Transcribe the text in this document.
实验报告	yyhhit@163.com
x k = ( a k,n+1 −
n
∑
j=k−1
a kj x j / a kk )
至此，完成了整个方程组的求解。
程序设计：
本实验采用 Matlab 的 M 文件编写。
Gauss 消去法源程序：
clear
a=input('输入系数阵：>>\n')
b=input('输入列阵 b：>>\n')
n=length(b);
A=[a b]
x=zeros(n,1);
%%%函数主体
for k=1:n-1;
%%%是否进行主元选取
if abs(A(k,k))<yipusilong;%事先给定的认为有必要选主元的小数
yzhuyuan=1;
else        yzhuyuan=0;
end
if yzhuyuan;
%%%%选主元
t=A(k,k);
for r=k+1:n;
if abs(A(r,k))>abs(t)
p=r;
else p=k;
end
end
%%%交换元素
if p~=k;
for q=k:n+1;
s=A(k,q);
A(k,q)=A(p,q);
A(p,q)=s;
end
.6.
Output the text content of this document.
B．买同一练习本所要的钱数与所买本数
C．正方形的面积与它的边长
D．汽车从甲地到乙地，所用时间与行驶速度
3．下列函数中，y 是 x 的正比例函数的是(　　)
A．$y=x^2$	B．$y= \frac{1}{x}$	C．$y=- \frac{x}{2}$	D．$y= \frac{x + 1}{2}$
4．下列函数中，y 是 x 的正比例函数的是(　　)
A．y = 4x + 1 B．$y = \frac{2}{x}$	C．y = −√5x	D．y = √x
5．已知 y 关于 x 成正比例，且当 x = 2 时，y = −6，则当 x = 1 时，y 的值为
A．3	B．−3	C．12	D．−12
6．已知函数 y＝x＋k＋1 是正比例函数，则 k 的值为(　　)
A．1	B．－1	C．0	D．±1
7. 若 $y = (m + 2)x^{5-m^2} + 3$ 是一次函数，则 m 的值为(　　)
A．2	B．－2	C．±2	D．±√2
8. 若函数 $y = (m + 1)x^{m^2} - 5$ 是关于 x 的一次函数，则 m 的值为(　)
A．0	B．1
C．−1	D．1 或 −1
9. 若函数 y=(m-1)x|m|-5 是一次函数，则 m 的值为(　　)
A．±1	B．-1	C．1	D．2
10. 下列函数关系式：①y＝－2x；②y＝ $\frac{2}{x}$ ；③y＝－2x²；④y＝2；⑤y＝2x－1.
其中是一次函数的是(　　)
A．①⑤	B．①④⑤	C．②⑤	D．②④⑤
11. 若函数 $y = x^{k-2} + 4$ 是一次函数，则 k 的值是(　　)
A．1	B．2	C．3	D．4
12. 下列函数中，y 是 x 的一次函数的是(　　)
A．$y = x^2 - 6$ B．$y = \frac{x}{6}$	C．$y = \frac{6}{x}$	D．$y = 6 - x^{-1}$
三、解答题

■ Exercise prompt
Please output the entries above, every line exactly as it reads.

■ Exercise result
Transcribe the text in this document.
实验报告	yyhhit@163.com
x k = ( a k,n+1 −
n
∑
j=k−1
a kj x j / a kk )
至此，完成了整个方程组的求解。
程序设计：
本实验采用 Matlab 的 M 文件编写。
Gauss 消去法源程序：
clear
a=input('输入系数阵：>>\n')
b=input('输入列阵 b：>>\n')
n=length(b);
A=[a b]
x=zeros(n,1);
%%%函数主体
for k=1:n-1;
%%%是否进行主元选取
if abs(A(k,k))<yipusilong;%事先给定的认为有必要选主元的小数
yzhuyuan=1;
else        yzhuyuan=0;
end
if yzhuyuan;
%%%%选主元
t=A(k,k);
for r=k+1:n;
if abs(A(r,k))>abs(t)
p=r;
else p=k;
end
end
%%%交换元素
if p~=k;
for q=k:n+1;
s=A(k,q);
A(k,q)=A(p,q);
A(p,q)=s;
end
.6.
Output the text content of this document.
B．买同一练习本所要的钱数与所买本数
C．正方形的面积与它的边长
D．汽车从甲地到乙地，所用时间与行驶速度
3．下列函数中，y 是 x 的正比例函数的是(　　)
A．$y=x^2$	B．$y= \frac{1}{x}$	C．$y=- \frac{x}{2}$	D．$y= \frac{x + 1}{2}$
4．下列函数中，y 是 x 的正比例函数的是(　　)
A．y = 4x + 1 B．$y = \frac{2}{x}$	C．y = −√5x	D．y = √x
5．已知 y 关于 x 成正比例，且当 x = 2 时，y = −6，则当 x = 1 时，y 的值为
A．3	B．−3	C．12	D．−12
6．已知函数 y＝x＋k＋1 是正比例函数，则 k 的值为(　　)
A．1	B．－1	C．0	D．±1
7. 若 $y = (m + 2)x^{5-m^2} + 3$ 是一次函数，则 m 的值为(　　)
A．2	B．－2	C．±2	D．±√2
8. 若函数 $y = (m + 1)x^{m^2} - 5$ 是关于 x 的一次函数，则 m 的值为(　)
A．0	B．1
C．−1	D．1 或 −1
9. 若函数 y=(m-1)x|m|-5 是一次函数，则 m 的值为(　　)
A．±1	B．-1	C．1	D．2
10. 下列函数关系式：①y＝－2x；②y＝ $\frac{2}{x}$ ；③y＝－2x²；④y＝2；⑤y＝2x－1.
其中是一次函数的是(　　)
A．①⑤	B．①④⑤	C．②⑤	D．②④⑤
11. 若函数 $y = x^{k-2} + 4$ 是一次函数，则 k 的值是(　　)
A．1	B．2	C．3	D．4
12. 下列函数中，y 是 x 的一次函数的是(　　)
A．$y = x^2 - 6$ B．$y = \frac{x}{6}$	C．$y = \frac{6}{x}$	D．$y = 6 - x^{-1}$
三、解答题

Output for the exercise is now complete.